** What the task requires **
Skip every picture and transcribe the remaining material exactly.
........
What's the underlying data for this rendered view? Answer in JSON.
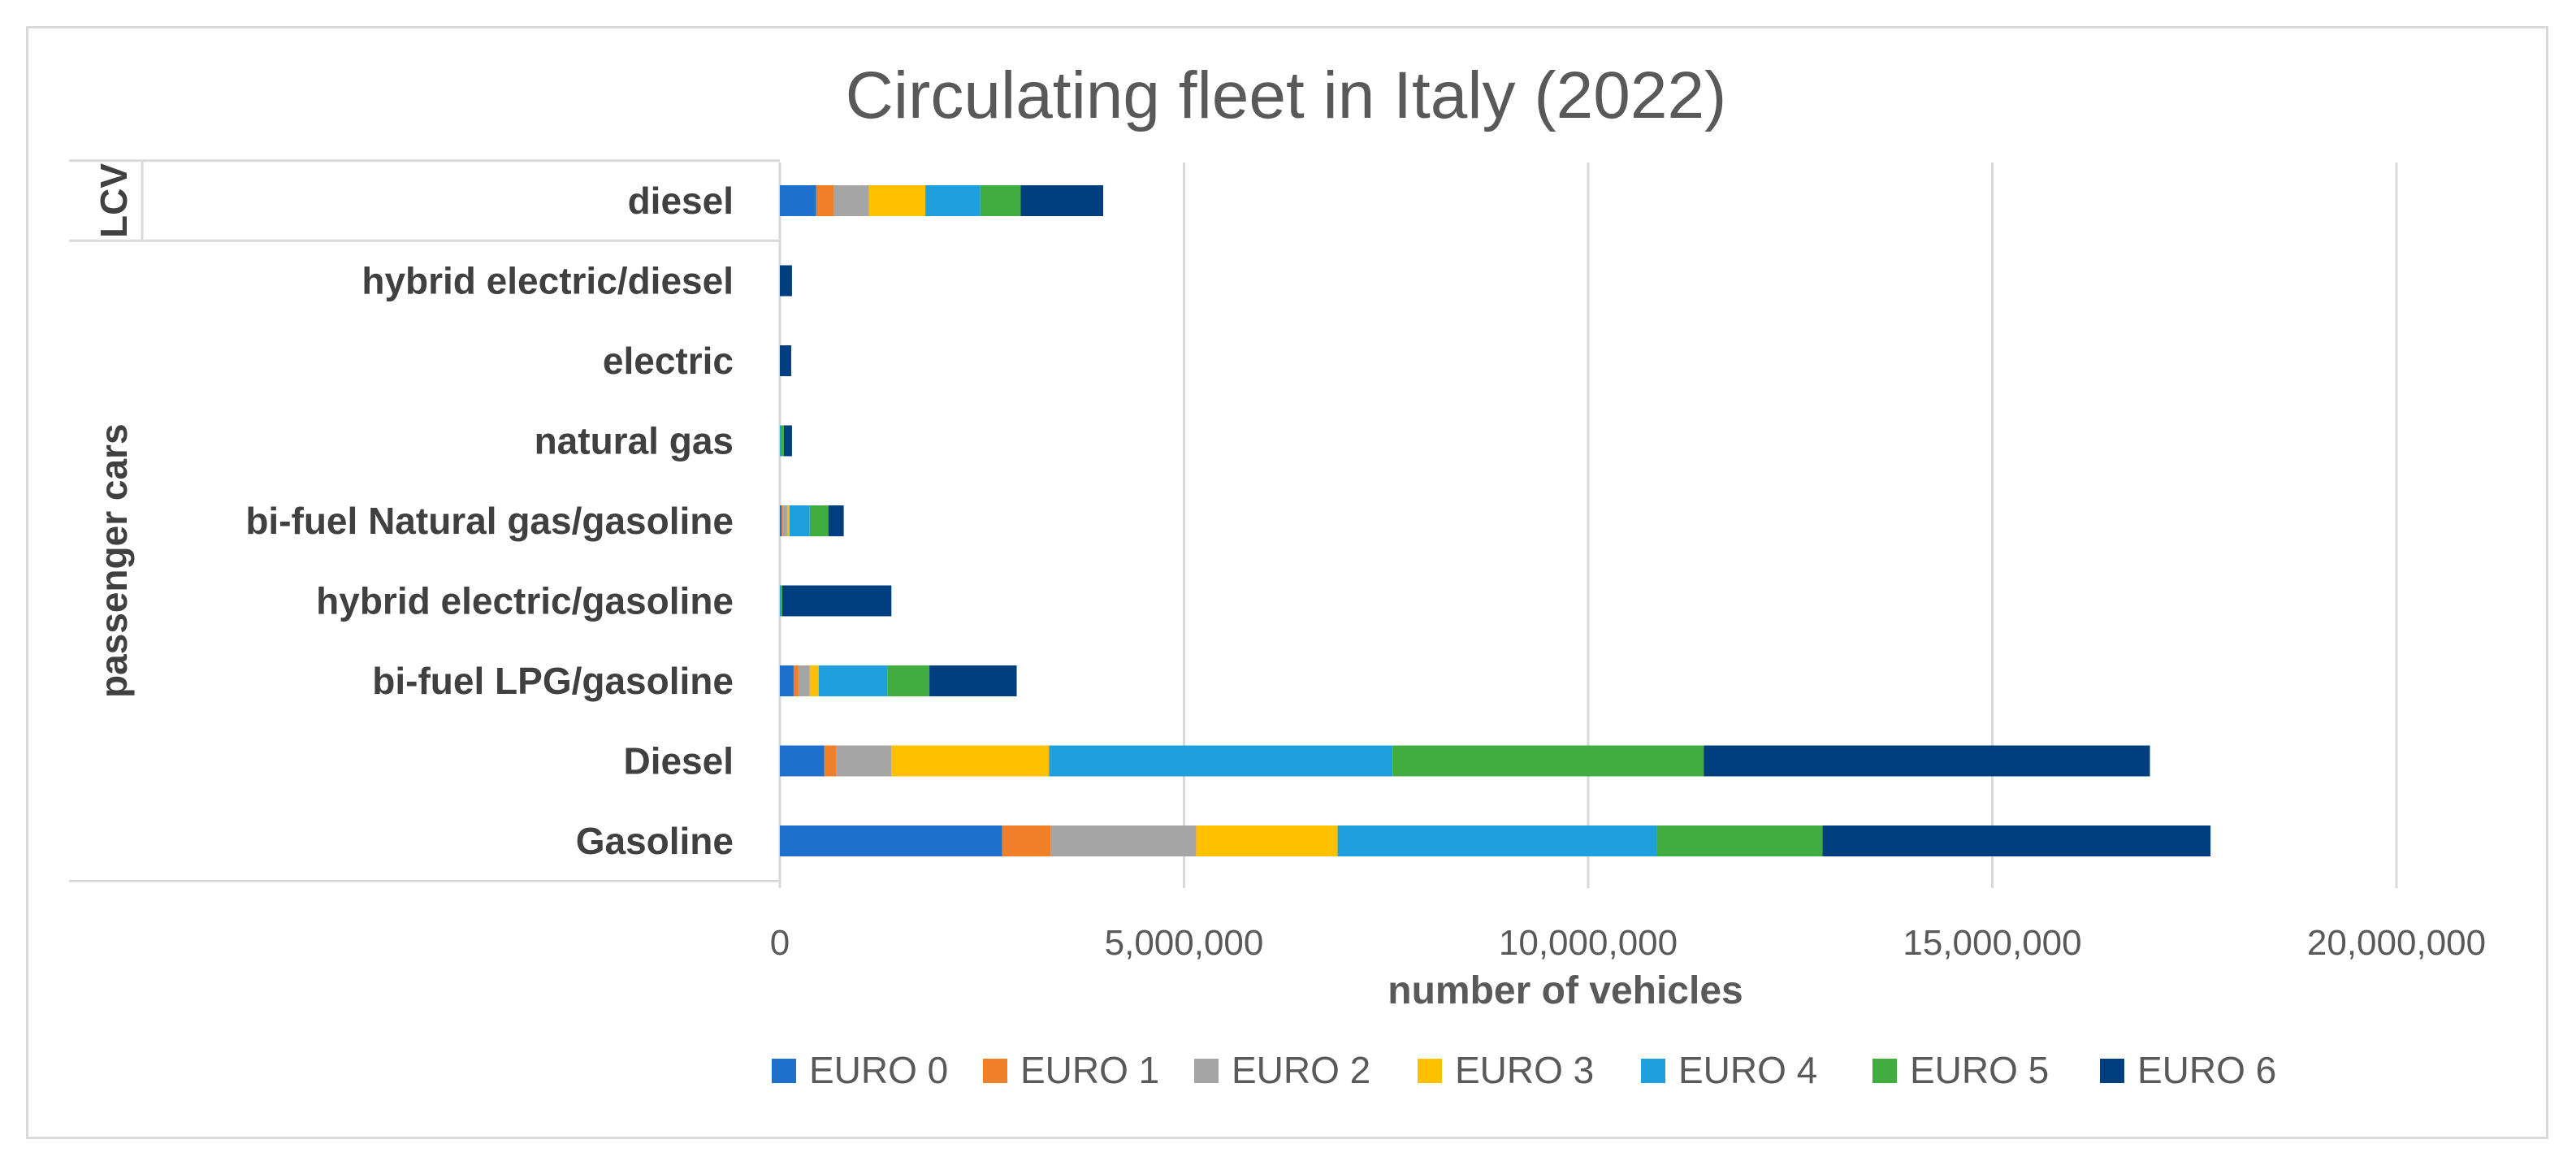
{
  "chart_data": {
    "type": "bar",
    "orientation": "horizontal",
    "stacked": true,
    "title": "Circulating fleet in Italy (2022)",
    "xlabel": "number of vehicles",
    "ylabel": "",
    "xlim": [
      0,
      20000000
    ],
    "x_ticks": [
      0,
      5000000,
      10000000,
      15000000,
      20000000
    ],
    "x_tick_labels": [
      "0",
      "5,000,000",
      "10,000,000",
      "15,000,000",
      "20,000,000"
    ],
    "grid": "vertical",
    "legend_position": "bottom",
    "groups": [
      {
        "label": "LCV",
        "categories": [
          "diesel"
        ]
      },
      {
        "label": "passenger cars",
        "categories": [
          "hybrid electric/diesel",
          "electric",
          "natural gas",
          "bi-fuel Natural gas/gasoline",
          "hybrid electric/gasoline",
          "bi-fuel LPG/gasoline",
          "Diesel",
          "Gasoline"
        ]
      }
    ],
    "categories": [
      "diesel",
      "hybrid electric/diesel",
      "electric",
      "natural gas",
      "bi-fuel Natural gas/gasoline",
      "hybrid electric/gasoline",
      "bi-fuel LPG/gasoline",
      "Diesel",
      "Gasoline"
    ],
    "series": [
      {
        "name": "EURO 0",
        "color": "#1f6fcc",
        "values": [
          450000,
          0,
          0,
          0,
          20000,
          0,
          170000,
          550000,
          2750000
        ]
      },
      {
        "name": "EURO 1",
        "color": "#f07f2a",
        "values": [
          220000,
          0,
          0,
          0,
          10000,
          0,
          60000,
          150000,
          600000
        ]
      },
      {
        "name": "EURO 2",
        "color": "#a5a5a5",
        "values": [
          430000,
          0,
          0,
          0,
          60000,
          0,
          140000,
          680000,
          1800000
        ]
      },
      {
        "name": "EURO 3",
        "color": "#ffc000",
        "values": [
          700000,
          0,
          0,
          0,
          30000,
          0,
          110000,
          1950000,
          1750000
        ]
      },
      {
        "name": "EURO 4",
        "color": "#1f9fdc",
        "values": [
          680000,
          0,
          0,
          20000,
          250000,
          10000,
          850000,
          4250000,
          3950000
        ]
      },
      {
        "name": "EURO 5",
        "color": "#41ad41",
        "values": [
          500000,
          0,
          0,
          30000,
          230000,
          20000,
          520000,
          3850000,
          2050000
        ]
      },
      {
        "name": "EURO 6",
        "color": "#003f7f",
        "values": [
          1020000,
          150000,
          140000,
          100000,
          190000,
          1350000,
          1080000,
          5520000,
          4800000
        ]
      }
    ]
  }
}
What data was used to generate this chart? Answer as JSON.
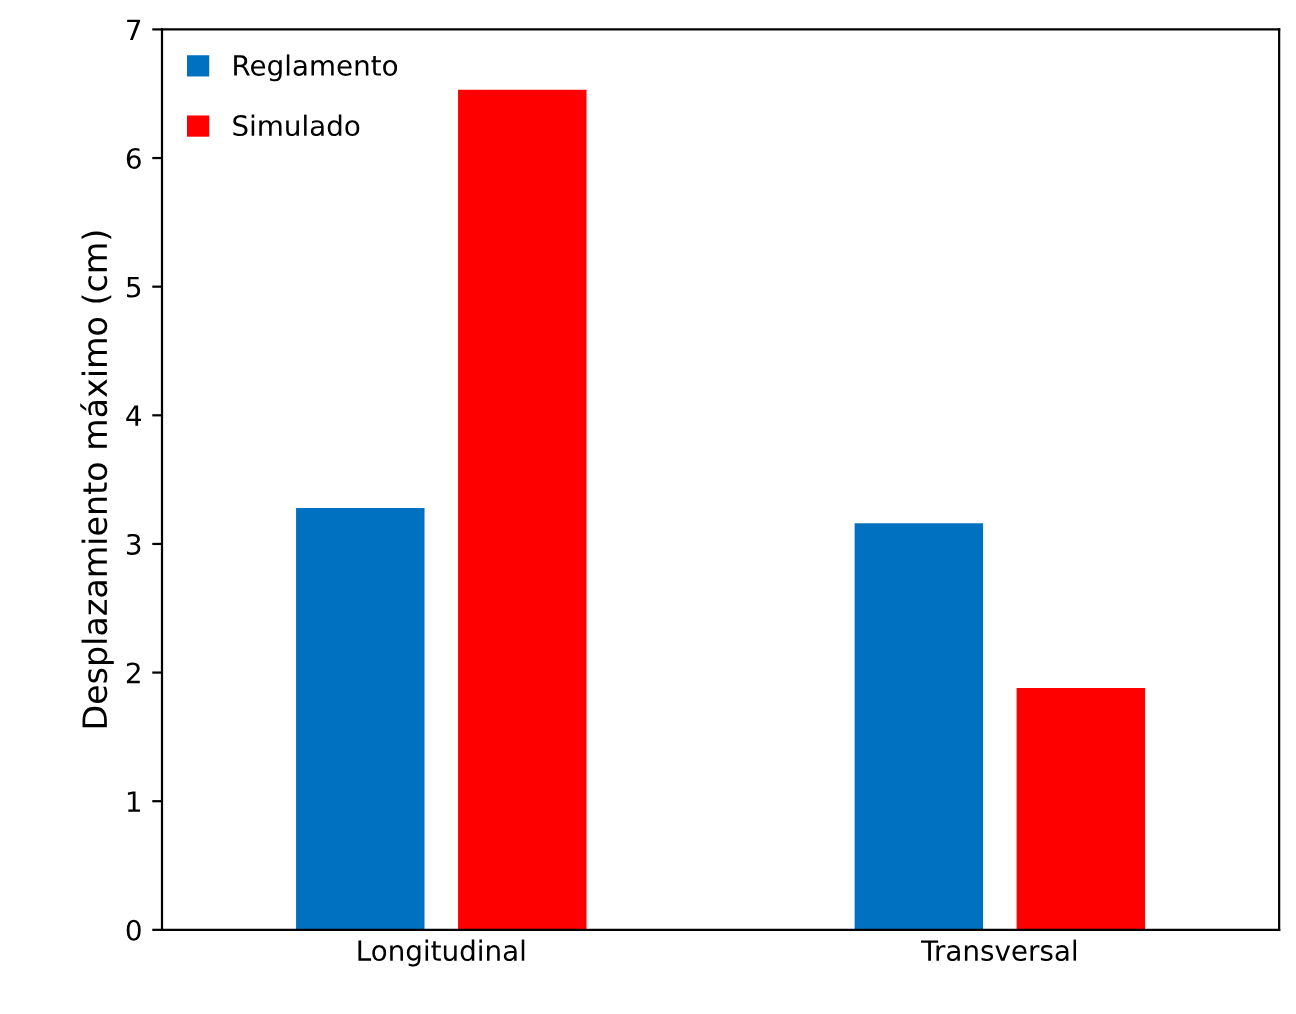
........
** Expected answer **
What's the underlying data for this rendered view? Answer in JSON.
{
  "chart_data": {
    "type": "bar",
    "orientation": "horizontal",
    "stacked": true,
    "title": "Circulating fleet in Italy (2022)",
    "xlabel": "number of vehicles",
    "ylabel": "",
    "xlim": [
      0,
      20000000
    ],
    "x_ticks": [
      0,
      5000000,
      10000000,
      15000000,
      20000000
    ],
    "x_tick_labels": [
      "0",
      "5,000,000",
      "10,000,000",
      "15,000,000",
      "20,000,000"
    ],
    "grid": "vertical",
    "legend_position": "bottom",
    "groups": [
      {
        "label": "LCV",
        "categories": [
          "diesel"
        ]
      },
      {
        "label": "passenger cars",
        "categories": [
          "hybrid electric/diesel",
          "electric",
          "natural gas",
          "bi-fuel Natural gas/gasoline",
          "hybrid electric/gasoline",
          "bi-fuel LPG/gasoline",
          "Diesel",
          "Gasoline"
        ]
      }
    ],
    "categories": [
      "diesel",
      "hybrid electric/diesel",
      "electric",
      "natural gas",
      "bi-fuel Natural gas/gasoline",
      "hybrid electric/gasoline",
      "bi-fuel LPG/gasoline",
      "Diesel",
      "Gasoline"
    ],
    "series": [
      {
        "name": "EURO 0",
        "color": "#1f6fcc",
        "values": [
          450000,
          0,
          0,
          0,
          20000,
          0,
          170000,
          550000,
          2750000
        ]
      },
      {
        "name": "EURO 1",
        "color": "#f07f2a",
        "values": [
          220000,
          0,
          0,
          0,
          10000,
          0,
          60000,
          150000,
          600000
        ]
      },
      {
        "name": "EURO 2",
        "color": "#a5a5a5",
        "values": [
          430000,
          0,
          0,
          0,
          60000,
          0,
          140000,
          680000,
          1800000
        ]
      },
      {
        "name": "EURO 3",
        "color": "#ffc000",
        "values": [
          700000,
          0,
          0,
          0,
          30000,
          0,
          110000,
          1950000,
          1750000
        ]
      },
      {
        "name": "EURO 4",
        "color": "#1f9fdc",
        "values": [
          680000,
          0,
          0,
          20000,
          250000,
          10000,
          850000,
          4250000,
          3950000
        ]
      },
      {
        "name": "EURO 5",
        "color": "#41ad41",
        "values": [
          500000,
          0,
          0,
          30000,
          230000,
          20000,
          520000,
          3850000,
          2050000
        ]
      },
      {
        "name": "EURO 6",
        "color": "#003f7f",
        "values": [
          1020000,
          150000,
          140000,
          100000,
          190000,
          1350000,
          1080000,
          5520000,
          4800000
        ]
      }
    ]
  }
}
What data was used to generate this chart? Answer as JSON.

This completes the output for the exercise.